- [GESTELLTE AUFGABE 1] Bearbeite den Ausgangstext zu den Monitoreinstellungen, indem du den Abschnitt, der mit „Hast du denn“ beginnt und mit „Reviews empfohlen wird.“ endet, erneut wiedergibst und dabei „Reviews“ durch „Testberichten“ ersetzt.
- [GESTELLTE AUFGABE 2] Setze den Ausgangstext zu den Monitoreinstellungen im Anschluss an seinen letzten Satz fort.

- [AUSGANGSTEXT]
▬▬▬▬▬▬

Ebenfalls den Dell U2414H oder P2414H zusätzlich ausprobieren.


----------



## JoM79 (8. Oktober 2014)

Also bei mir schwarz immer schwarz, egal welcher Kontrast eingestellt ist.
Aber trotzdem finde ich einen Kontrast von 80 viel zu hoch.
50 ist eigentlich die Idealstellung.


----------



## DMC-Lover (8. Oktober 2014)

Ist es denn schlimm, wenn ich ins Service Menü gehe?

Wenn ich Kontrast und Helligkeit auf 50 habe ich das Bild sehr dunkel.

Hast du denn dabei den erweiterten Kontrast an, bei mir ist er aus.


----------



## Wurstie (8. Oktober 2014)

80 ist schon richtig beim XB2483, das ist auch die Einstellung die bei Reviews empfohlen wird.

▬▬▬▬▬▬

- [GEZEIGTE DATEN]
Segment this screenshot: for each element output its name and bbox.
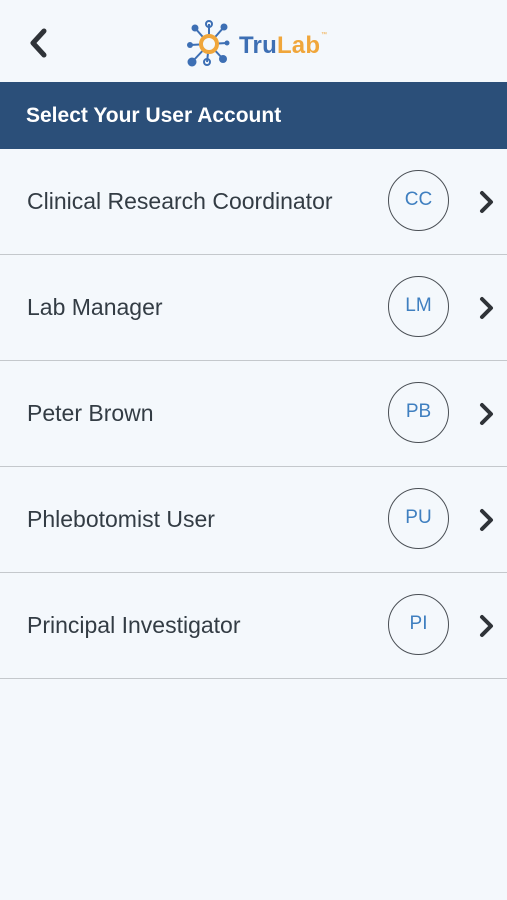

▬▬▬▬▬▬

- [ERGEBNIS DER ÜBUNG 1]
Hast du denn dabei den erweiterten Kontrast an, bei mir ist er aus.


----------



## Wurstie (8. Oktober 2014)

80 ist schon richtig beim XB2483, das ist auch die Einstellung die bei Testberichten empfohlen wird.

- [ERGEBNIS DER ÜBUNG 2]
Nur weil auf einem Monitor der Kontrast bei 50 am besten ist heißt es nicht dass das für alle gilt.

Es ist völlig wurscht wenn du ins Servicemenü gehst, und du kannst nichts anrichten solange du die ADC und Color Temperature Vorgaben in Ruhe lässt. 
Wenn du den Monitor dann wieder ausschaltest ist es wieder weg. Das Menü zeigt auch wie lange der Monitor in Betrieb war.

edit: ja erweiterter Kontrast immer aus, der taugt nur zum Fotos ansehen


----------



## DMC-Lover (8. Oktober 2014)

So war dann mal im Service Menü.

W2413 AUO M240HVN0 1 V1.19 2014-03-26

Was heisst dort eigentlich Burn in Mode?


----------



## DMC-Lover (8. Oktober 2014)

Jetzt ist mir auch noch aufgefallen, dass videos auf Youtube ruckeln. Weiß jetzt nicht ob das normal ist, werde aber wieder den alten Monitor zum vergleich anschließen.


----------



## Wurstie (8. Oktober 2014)

Ok du hast eine neuere Firmware Version als ich aber das Panel ist das Richtige, nur neuer.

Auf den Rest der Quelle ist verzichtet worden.